→ **TASK**: Show every line that has the string "mars" in it.

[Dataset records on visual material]
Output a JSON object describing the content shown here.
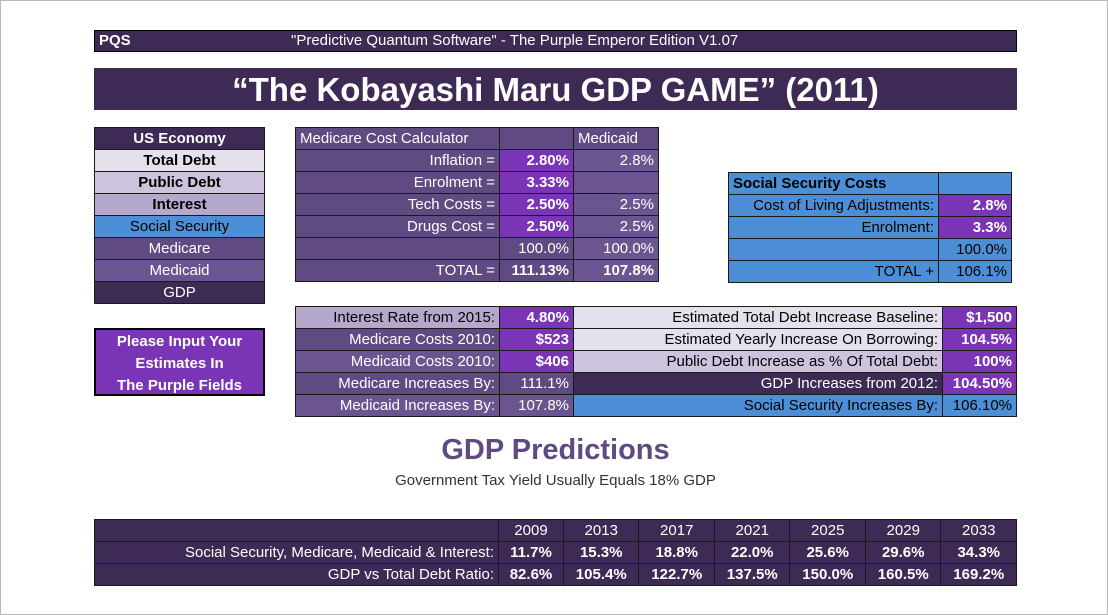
{
  "header": {
    "brand": "PQS",
    "edition": "\"Predictive Quantum Software\" - The Purple Emperor Edition V1.07"
  },
  "title": "“The Kobayashi Maru GDP GAME” (2011)",
  "legend": {
    "heading": "US Economy",
    "items": [
      "Total Debt",
      "Public Debt",
      "Interest",
      "Social Security",
      "Medicare",
      "Medicaid",
      "GDP"
    ]
  },
  "input_note": {
    "line1": "Please Input Your",
    "line2": "Estimates In",
    "line3": "The Purple Fields"
  },
  "medicare_calc": {
    "heading": "Medicare Cost Calculator",
    "col2_heading": "Medicaid",
    "rows": [
      {
        "label": "Inflation =",
        "medicare": "2.80%",
        "medicaid": "2.8%"
      },
      {
        "label": "Enrolment =",
        "medicare": "3.33%",
        "medicaid": ""
      },
      {
        "label": "Tech Costs =",
        "medicare": "2.50%",
        "medicaid": "2.5%"
      },
      {
        "label": "Drugs Cost =",
        "medicare": "2.50%",
        "medicaid": "2.5%"
      },
      {
        "label": "",
        "medicare": "100.0%",
        "medicaid": "100.0%"
      },
      {
        "label": "TOTAL =",
        "medicare": "111.13%",
        "medicaid": "107.8%"
      }
    ]
  },
  "ss_costs": {
    "heading": "Social Security Costs",
    "rows": [
      {
        "label": "Cost of Living Adjustments:",
        "value": "2.8%"
      },
      {
        "label": "Enrolment:",
        "value": "3.3%"
      },
      {
        "label": "",
        "value": "100.0%"
      },
      {
        "label": "TOTAL +",
        "value": "106.1%"
      }
    ]
  },
  "params_left": [
    {
      "label": "Interest Rate from 2015:",
      "value": "4.80%"
    },
    {
      "label": "Medicare Costs 2010:",
      "value": "$523"
    },
    {
      "label": "Medicaid Costs 2010:",
      "value": "$406"
    },
    {
      "label": "Medicare Increases By:",
      "value": "111.1%"
    },
    {
      "label": "Medicaid Increases By:",
      "value": "107.8%"
    }
  ],
  "params_right": [
    {
      "label": "Estimated Total Debt Increase Baseline:",
      "value": "$1,500"
    },
    {
      "label": "Estimated Yearly Increase On Borrowing:",
      "value": "104.5%"
    },
    {
      "label": "Public Debt Increase as % Of Total Debt:",
      "value": "100%"
    },
    {
      "label": "GDP Increases from 2012:",
      "value": "104.50%"
    },
    {
      "label": "Social Security Increases By:",
      "value": "106.10%"
    }
  ],
  "predictions": {
    "heading": "GDP Predictions",
    "subheading": "Government Tax Yield Usually Equals 18% GDP",
    "years": [
      "2009",
      "2013",
      "2017",
      "2021",
      "2025",
      "2029",
      "2033"
    ],
    "rows": [
      {
        "label": "Social Security, Medicare, Medicaid & Interest:",
        "values": [
          "11.7%",
          "15.3%",
          "18.8%",
          "22.0%",
          "25.6%",
          "29.6%",
          "34.3%"
        ]
      },
      {
        "label": "GDP vs Total Debt Ratio:",
        "values": [
          "82.6%",
          "105.4%",
          "122.7%",
          "137.5%",
          "150.0%",
          "160.5%",
          "169.2%"
        ]
      }
    ]
  }
}
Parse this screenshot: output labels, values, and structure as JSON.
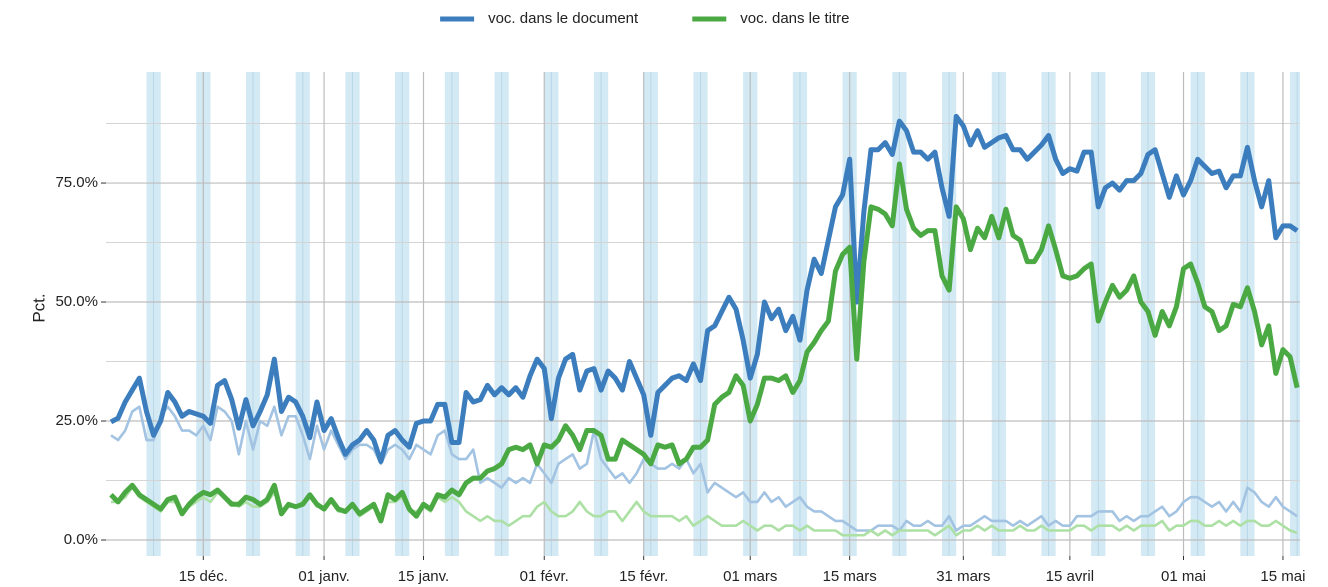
{
  "chart_data": {
    "type": "line",
    "x": [
      1,
      2,
      3,
      4,
      5,
      6,
      7,
      8,
      9,
      10,
      11,
      12,
      13,
      14,
      15,
      16,
      17,
      18,
      19,
      20,
      21,
      22,
      23,
      24,
      25,
      26,
      27,
      28,
      29,
      30,
      31,
      32,
      33,
      34,
      35,
      36,
      37,
      38,
      39,
      40,
      41,
      42,
      43,
      44,
      45,
      46,
      47,
      48,
      49,
      50,
      51,
      52,
      53,
      54,
      55,
      56,
      57,
      58,
      59,
      60,
      61,
      62,
      63,
      64,
      65,
      66,
      67,
      68,
      69,
      70,
      71,
      72,
      73,
      74,
      75,
      76,
      77,
      78,
      79,
      80,
      81,
      82,
      83,
      84,
      85,
      86,
      87,
      88,
      89,
      90,
      91,
      92,
      93,
      94,
      95,
      96,
      97,
      98,
      99,
      100,
      101,
      102,
      103,
      104,
      105,
      106,
      107,
      108,
      109,
      110,
      111,
      112,
      113,
      114,
      115,
      116,
      117,
      118,
      119,
      120,
      121,
      122,
      123,
      124,
      125,
      126,
      127,
      128,
      129,
      130,
      131,
      132,
      133,
      134,
      135,
      136,
      137,
      138,
      139,
      140,
      141,
      142,
      143,
      144,
      145,
      146,
      147,
      148,
      149,
      150,
      151,
      152,
      153,
      154,
      155,
      156,
      157,
      158,
      159,
      160,
      161,
      162,
      163,
      164,
      165,
      166,
      167,
      168
    ],
    "series": [
      {
        "color": "#a3c3e2",
        "values": [
          22,
          21,
          23,
          27,
          28,
          21,
          21,
          26,
          28,
          26,
          23,
          23,
          22,
          24,
          21,
          28,
          27,
          25,
          18,
          25,
          19,
          25,
          24,
          28,
          22,
          26,
          26,
          22,
          17,
          24,
          19,
          23,
          20,
          17,
          19,
          20,
          20,
          19,
          16,
          19,
          20,
          19,
          17,
          20,
          19,
          18,
          22,
          23,
          18,
          17,
          17,
          19,
          12,
          13,
          12,
          11,
          13,
          12,
          13,
          12,
          16,
          14,
          12,
          16,
          17,
          18,
          15,
          16,
          23,
          17,
          15,
          13,
          14,
          12,
          14,
          17,
          16,
          15,
          15,
          16,
          15,
          17,
          14,
          16,
          10,
          12,
          11,
          10,
          9,
          10,
          8,
          8,
          10,
          8,
          9,
          7,
          8,
          9,
          7,
          6,
          6,
          5,
          4,
          4,
          3,
          2,
          2,
          2,
          3,
          3,
          3,
          2,
          4,
          3,
          3,
          4,
          3,
          3,
          5,
          2,
          3,
          3,
          4,
          5,
          4,
          4,
          4,
          3,
          4,
          3,
          4,
          5,
          3,
          4,
          3,
          3,
          5,
          5,
          5,
          6,
          6,
          6,
          4,
          5,
          4,
          5,
          5,
          6,
          7,
          5,
          6,
          8,
          9,
          9,
          8,
          7,
          8,
          6,
          8,
          6,
          11,
          10,
          8,
          7,
          9,
          7,
          6,
          5
        ]
      },
      {
        "color": "#ace0a4",
        "values": [
          8,
          8,
          9,
          11,
          9,
          8,
          7,
          6,
          8,
          8,
          6,
          7,
          8,
          9,
          8,
          10,
          9,
          8,
          7,
          8,
          7,
          7,
          8,
          10,
          6,
          7,
          7,
          8,
          9,
          7,
          7,
          8,
          6,
          6,
          7,
          5,
          6,
          7,
          4,
          8,
          8,
          9,
          6,
          6,
          7,
          6,
          9,
          8,
          9,
          8,
          6,
          5,
          4,
          5,
          4,
          4,
          3,
          4,
          5,
          5,
          7,
          8,
          6,
          5,
          5,
          6,
          8,
          6,
          5,
          5,
          6,
          6,
          4,
          6,
          8,
          6,
          5,
          5,
          5,
          5,
          4,
          5,
          3,
          4,
          5,
          4,
          3,
          3,
          3,
          4,
          3,
          2,
          3,
          3,
          2,
          3,
          3,
          2,
          3,
          2,
          2,
          2,
          2,
          1,
          1,
          1,
          1,
          2,
          1,
          2,
          1,
          2,
          2,
          2,
          2,
          2,
          1,
          2,
          3,
          1,
          2,
          2,
          3,
          2,
          3,
          2,
          2,
          2,
          3,
          2,
          2,
          3,
          2,
          2,
          2,
          2,
          3,
          3,
          2,
          3,
          3,
          3,
          2,
          3,
          2,
          3,
          3,
          3,
          4,
          2,
          3,
          3,
          4,
          4,
          3,
          3,
          4,
          3,
          4,
          3,
          4,
          4,
          3,
          3,
          4,
          3,
          2,
          1.5
        ]
      },
      {
        "name": "voc. dans le document",
        "color": "#3b7dbd",
        "values": [
          24.8,
          25.6,
          29,
          31.5,
          34,
          27,
          22,
          25,
          31,
          29,
          26,
          27,
          26.5,
          26,
          24.5,
          32.5,
          33.5,
          29.5,
          23.5,
          29.5,
          24,
          27,
          30.5,
          38,
          27,
          30,
          29,
          26,
          21.5,
          29,
          23,
          25.5,
          21.5,
          18,
          20,
          21,
          23,
          21,
          16.5,
          22,
          23,
          21,
          19.5,
          24.5,
          25,
          25,
          28.5,
          28.5,
          20.5,
          20.5,
          31,
          29,
          29.5,
          32.5,
          30.5,
          32,
          30.5,
          32,
          30,
          34.5,
          38,
          36,
          25.5,
          34,
          38,
          39,
          31.5,
          35.5,
          36,
          31.5,
          35.5,
          34,
          31.5,
          37.5,
          34,
          30.5,
          22,
          31,
          32.5,
          34,
          34.5,
          33.5,
          37,
          33.5,
          44,
          45,
          48,
          51,
          48.5,
          42,
          34,
          39,
          50,
          46.5,
          48.5,
          44,
          47,
          42,
          52.5,
          59,
          56,
          63,
          70,
          72.5,
          80,
          50,
          69,
          82,
          82,
          83.5,
          81,
          88,
          86,
          81.5,
          81.5,
          80,
          81.5,
          74,
          68,
          89,
          87,
          83,
          86,
          82.5,
          83.5,
          84.5,
          85,
          82,
          82,
          80,
          81.5,
          83,
          85,
          80,
          77,
          78,
          77.5,
          81.5,
          81.5,
          70,
          74,
          75,
          73.5,
          75.5,
          75.5,
          77,
          81,
          82,
          77,
          72,
          76.5,
          72.5,
          75.5,
          80,
          78.5,
          77,
          77.5,
          74,
          76.5,
          76.5,
          82.5,
          75.5,
          70,
          75.5,
          63.5,
          66,
          66,
          65
        ]
      },
      {
        "name": "voc. dans le titre",
        "color": "#4ba943",
        "values": [
          9.5,
          8,
          10,
          11.5,
          9.5,
          8.5,
          7.5,
          6.5,
          8.5,
          9,
          5.5,
          7.5,
          9,
          10,
          9.5,
          10.5,
          9,
          7.5,
          7.5,
          9,
          8.5,
          7.5,
          8.5,
          11.5,
          5.5,
          7.5,
          7,
          7.5,
          9.5,
          7.5,
          6.5,
          8.5,
          6.5,
          6,
          7.5,
          5.5,
          6.5,
          7.5,
          4,
          9.5,
          8.5,
          10,
          6.5,
          5,
          7.5,
          6.5,
          9.5,
          9,
          10.5,
          9.5,
          12,
          13,
          13,
          14.5,
          15,
          16,
          19,
          19.5,
          19,
          20,
          16,
          20,
          19.5,
          21,
          24,
          22,
          19,
          23,
          23,
          22,
          17,
          17,
          21,
          20,
          19,
          18,
          16,
          20,
          19.5,
          20,
          16,
          17,
          19.5,
          19.5,
          21,
          28.5,
          30,
          31,
          34.5,
          32.5,
          25,
          28.5,
          34,
          34,
          33.5,
          34.5,
          31,
          33.5,
          39.5,
          41.5,
          44,
          46,
          56.5,
          60,
          61.5,
          38,
          58.5,
          70,
          69.5,
          68.5,
          66,
          79,
          69.5,
          65.5,
          64,
          65,
          65,
          55.5,
          52.5,
          70,
          67.5,
          61,
          65.5,
          63.5,
          68,
          63.5,
          69.5,
          64,
          63,
          58.5,
          58.5,
          61,
          66,
          61,
          55.5,
          55,
          55.5,
          57,
          58,
          46,
          50,
          53.5,
          51,
          52.5,
          55.5,
          50,
          48,
          43,
          48,
          45,
          49,
          57,
          58,
          54,
          49,
          48,
          44,
          45,
          49.5,
          49,
          53,
          48,
          41,
          45,
          35,
          40,
          38.5,
          32
        ]
      }
    ],
    "xlim": [
      0.3,
      168.4
    ],
    "xticks": [
      {
        "value": 14,
        "label": "15 déc."
      },
      {
        "value": 31,
        "label": "01 janv."
      },
      {
        "value": 45,
        "label": "15 janv."
      },
      {
        "value": 62,
        "label": "01 févr."
      },
      {
        "value": 76,
        "label": "15 févr."
      },
      {
        "value": 91,
        "label": "01 mars"
      },
      {
        "value": 105,
        "label": "15 mars"
      },
      {
        "value": 121,
        "label": "31 mars"
      },
      {
        "value": 136,
        "label": "15 avril"
      },
      {
        "value": 152,
        "label": "01 mai"
      },
      {
        "value": 166,
        "label": "15 mai"
      }
    ],
    "ylim": [
      -3.15,
      97.7
    ],
    "yticks": [
      {
        "value": 0,
        "label": "0.0%"
      },
      {
        "value": 25,
        "label": "25.0%"
      },
      {
        "value": 50,
        "label": "50.0%"
      },
      {
        "value": 75,
        "label": "75.0%"
      }
    ],
    "yminor": [
      12.5,
      37.5,
      62.5,
      87.5
    ],
    "ylabel": "Pct.",
    "shaded": [
      [
        6,
        8
      ],
      [
        13,
        15
      ],
      [
        20,
        22
      ],
      [
        27,
        29
      ],
      [
        34,
        36
      ],
      [
        41,
        43
      ],
      [
        48,
        50
      ],
      [
        55,
        57
      ],
      [
        62,
        64
      ],
      [
        69,
        71
      ],
      [
        76,
        78
      ],
      [
        83,
        85
      ],
      [
        90,
        92
      ],
      [
        97,
        99
      ],
      [
        104,
        106
      ],
      [
        111,
        113
      ],
      [
        118,
        120
      ],
      [
        125,
        127
      ],
      [
        132,
        134
      ],
      [
        139,
        141
      ],
      [
        146,
        148
      ],
      [
        153,
        155
      ],
      [
        160,
        162
      ],
      [
        167,
        169
      ]
    ],
    "shade_color": "#d3e9f4",
    "grid": true,
    "legend": "top"
  }
}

→ **THE RESPONSE**:
        "label": "01 mars"
        "label": "15 mars"
        "label": "31 mars"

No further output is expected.